[Dataset items]
-- Start --

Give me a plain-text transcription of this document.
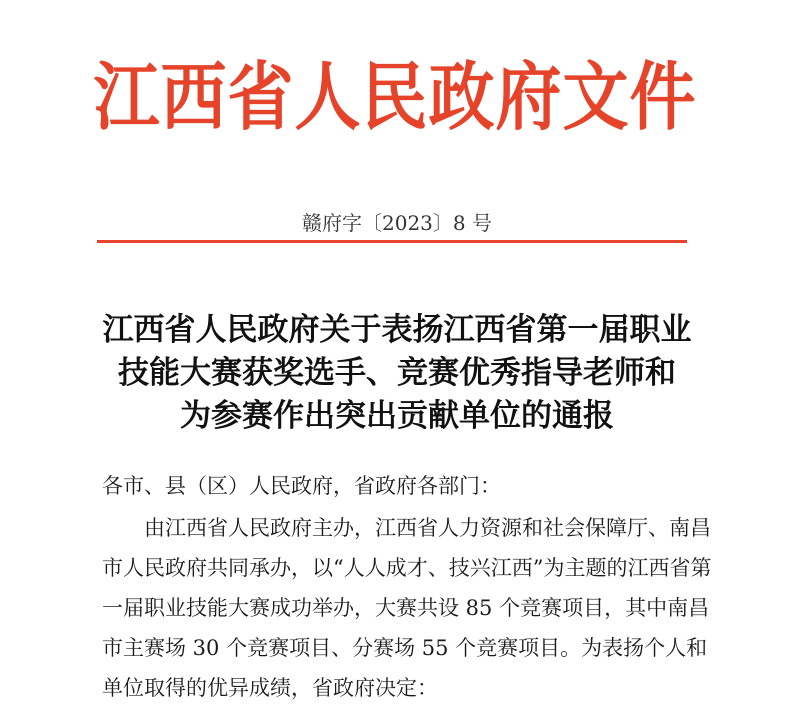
江西省人民政府文件
赣府字〔2023〕8 号
江西省人民政府关于表扬江西省第一届职业
技能大赛获奖选手、竞赛优秀指导老师和
为参赛作出突出贡献单位的通报
各市、县（区）人民政府，省政府各部门：
由江西省人民政府主办，江西省人力资源和社会保障厅、南昌
市人民政府共同承办，以“人人成才、技兴江西”为主题的江西省第
一届职业技能大赛成功举办，大赛共设 85 个竞赛项目，其中南昌
市主赛场 30 个竞赛项目、分赛场 55 个竞赛项目。为表扬个人和
单位取得的优异成绩，省政府决定：
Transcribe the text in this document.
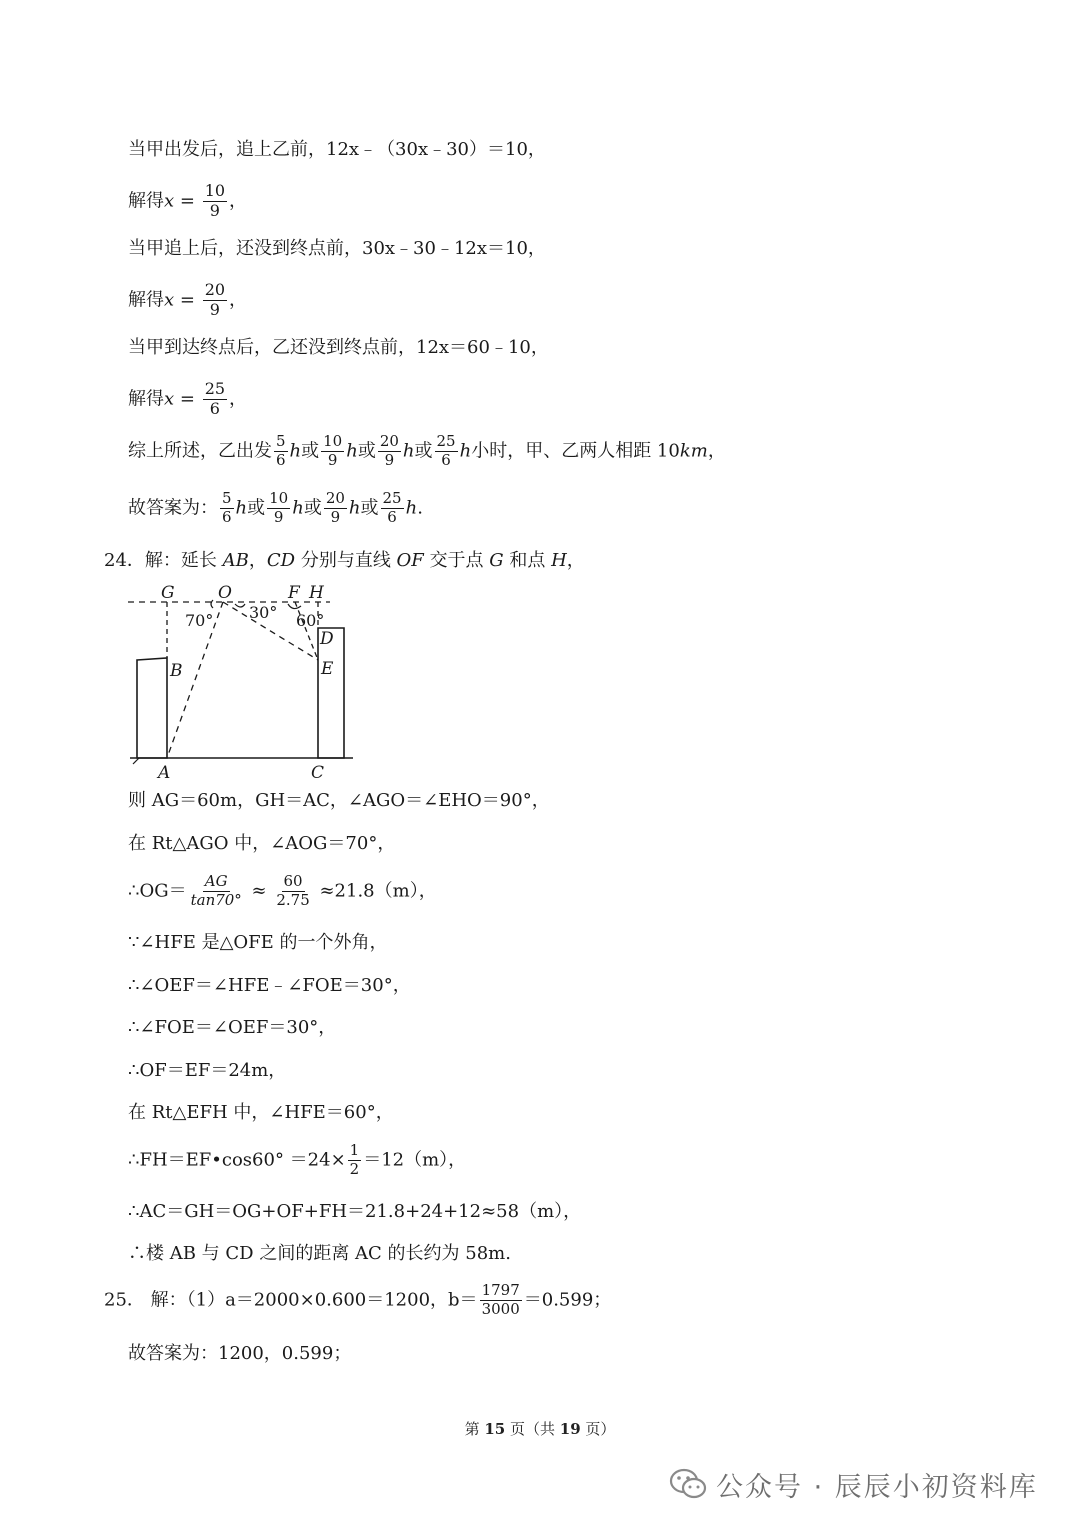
当甲出发后，追上乙前，12x﹣（30x﹣30）＝10，
解得$x = \frac{10}{9}$ ，
当甲追上后，还没到终点前，30x﹣30﹣12x＝10，
解得$x = \frac{20}{9}$ ，
当甲到达终点后，乙还没到终点前，12x＝60﹣10，
解得$x = \frac{25}{6}$ ，
综上所述，乙出发 $\frac{5}{6}$ h或 $\frac{10}{9}$ h或 $\frac{20}{9}$ h或 $\frac{25}{6}$ h小时，甲、乙两人相距 10km，
故答案为： $\frac{5}{6}$ h或 $\frac{10}{9}$ h或 $\frac{20}{9}$ h或 $\frac{25}{6} h$.
24．解：延长 AB，CD 分别与直线 OF 交于点 G 和点 H，
G	O	F H
D
E
B
A	C
70° 30° 60°
则 AG＝60m，GH＝AC，∠AGO＝∠EHO＝90°，
在 Rt△AGO 中，∠AOG＝70°，
∴OG＝ $\frac{AG}{\tan 70^\circ} \approx \frac{60}{2.75} \approx 21.8(m)$，
∵∠HFE 是△OFE 的一个外角，
∴∠OEF＝∠HFE﹣∠FOE＝30°，
∴∠FOE＝∠OEF＝30°，
∴OF＝EF＝24m，
在 Rt△EFH 中，∠HFE＝60°，
∴FH＝EF•cos60° $=24\times \frac{1}{2} =12(m)$，
∴AC＝GH＝OG+OF+FH＝21.8+24+12≈58（m），
∴楼 AB 与 CD 之间的距离 AC 的长约为 58m.
25． 解：（1）a＝2000×0.600＝1200，$b= \frac{1797}{3000} =0.599$；
故答案为：1200，0.599；
第 15 页（共 19 页）
公众号 · 辰辰小初资料库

-- End --

- What to work on
Copy the material above in full and exactly, skipping pictures.

- Final answer
Give me a plain-text transcription of this document.
江西省人民政府文件
赣府字〔2023〕8 号
江西省人民政府关于表扬江西省第一届职业
技能大赛获奖选手、竞赛优秀指导老师和
为参赛作出突出贡献单位的通报
各市、县（区）人民政府，省政府各部门：
由江西省人民政府主办，江西省人力资源和社会保障厅、南昌
市人民政府共同承办，以“人人成才、技兴江西”为主题的江西省第
一届职业技能大赛成功举办，大赛共设 85 个竞赛项目，其中南昌
市主赛场 30 个竞赛项目、分赛场 55 个竞赛项目。为表扬个人和
单位取得的优异成绩，省政府决定：
Transcribe the text in this document.
当甲出发后，追上乙前，12x﹣（30x﹣30）＝10，
解得$x = \frac{10}{9}$ ，
当甲追上后，还没到终点前，30x﹣30﹣12x＝10，
解得$x = \frac{20}{9}$ ，
当甲到达终点后，乙还没到终点前，12x＝60﹣10，
解得$x = \frac{25}{6}$ ，
综上所述，乙出发 $\frac{5}{6}$ h或 $\frac{10}{9}$ h或 $\frac{20}{9}$ h或 $\frac{25}{6}$ h小时，甲、乙两人相距 10km，
故答案为： $\frac{5}{6}$ h或 $\frac{10}{9}$ h或 $\frac{20}{9}$ h或 $\frac{25}{6} h$.
24．解：延长 AB，CD 分别与直线 OF 交于点 G 和点 H，
G	O	F H
D
E
B
A	C
70° 30° 60°
则 AG＝60m，GH＝AC，∠AGO＝∠EHO＝90°，
在 Rt△AGO 中，∠AOG＝70°，
∴OG＝ $\frac{AG}{\tan 70^\circ} \approx \frac{60}{2.75} \approx 21.8(m)$，
∵∠HFE 是△OFE 的一个外角，
∴∠OEF＝∠HFE﹣∠FOE＝30°，
∴∠FOE＝∠OEF＝30°，
∴OF＝EF＝24m，
在 Rt△EFH 中，∠HFE＝60°，
∴FH＝EF•cos60° $=24\times \frac{1}{2} =12(m)$，
∴AC＝GH＝OG+OF+FH＝21.8+24+12≈58（m），
∴楼 AB 与 CD 之间的距离 AC 的长约为 58m.
25． 解：（1）a＝2000×0.600＝1200，$b= \frac{1797}{3000} =0.599$；
故答案为：1200，0.599；
第 15 页（共 19 页）
公众号 · 辰辰小初资料库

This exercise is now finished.